• Work instruction:
Please transcribe every record below exactly, leaving out the pictures.
(Material for this task Opens)
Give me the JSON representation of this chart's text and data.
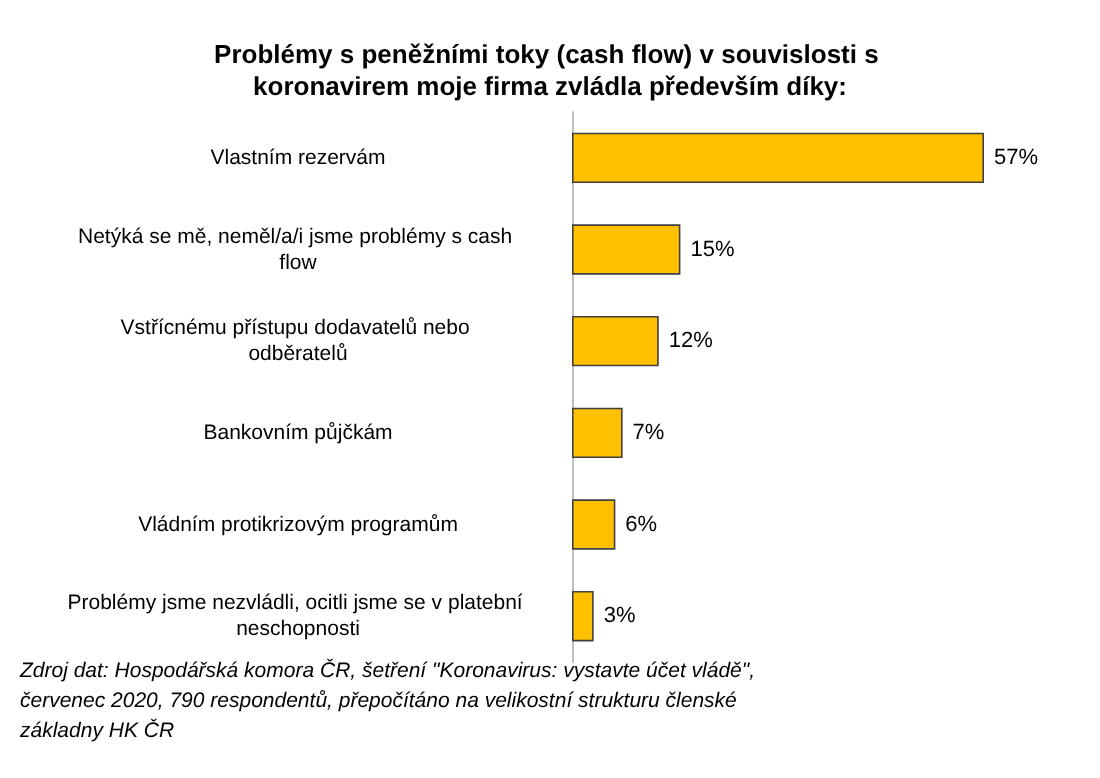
{
  "chart_data": {
    "type": "bar",
    "orientation": "horizontal",
    "title": "Problémy s peněžními toky (cash flow) v souvislosti s koronavirem moje firma zvládla především díky:",
    "categories": [
      "Vlastním rezervám",
      "Netýká se mě, neměl/a/i jsme problémy s cash flow",
      "Vstřícnému přístupu dodavatelů nebo odběratelů",
      "Bankovním půjčkám",
      "Vládním protikrizovým programům",
      "Problémy jsme nezvládli, ocitli jsme se v platební neschopnosti"
    ],
    "values": [
      57,
      15,
      12,
      7,
      6,
      3
    ],
    "value_labels": [
      "57%",
      "15%",
      "12%",
      "7%",
      "6%",
      "3%"
    ],
    "color": "#ffc000",
    "annotations": [
      "Zdroj dat: Hospodářská komora ČR, šetření \"Koronavirus: vystavte účet vládě\", červenec 2020, 790 respondentů, přepočítáno na velikostní strukturu členské základny HK ČR"
    ]
  }
}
(Material for this task Closes)
• Answer section:
Give me the JSON representation of this chart's text and data.
{
  "chart_data": {
    "type": "bar",
    "orientation": "horizontal",
    "title": "Problémy s peněžními toky (cash flow) v souvislosti s koronavirem moje firma zvládla především díky:",
    "categories": [
      "Vlastním rezervám",
      "Netýká se mě, neměl/a/i jsme problémy s cash flow",
      "Vstřícnému přístupu dodavatelů nebo odběratelů",
      "Bankovním půjčkám",
      "Vládním protikrizovým programům",
      "Problémy jsme nezvládli, ocitli jsme se v platební neschopnosti"
    ],
    "values": [
      57,
      15,
      12,
      7,
      6,
      3
    ],
    "value_labels": [
      "57%",
      "15%",
      "12%",
      "7%",
      "6%",
      "3%"
    ],
    "color": "#ffc000",
    "annotations": [
      "Zdroj dat: Hospodářská komora ČR, šetření \"Koronavirus: vystavte účet vládě\", červenec 2020, 790 respondentů, přepočítáno na velikostní strukturu členské základny HK ČR"
    ]
  }
}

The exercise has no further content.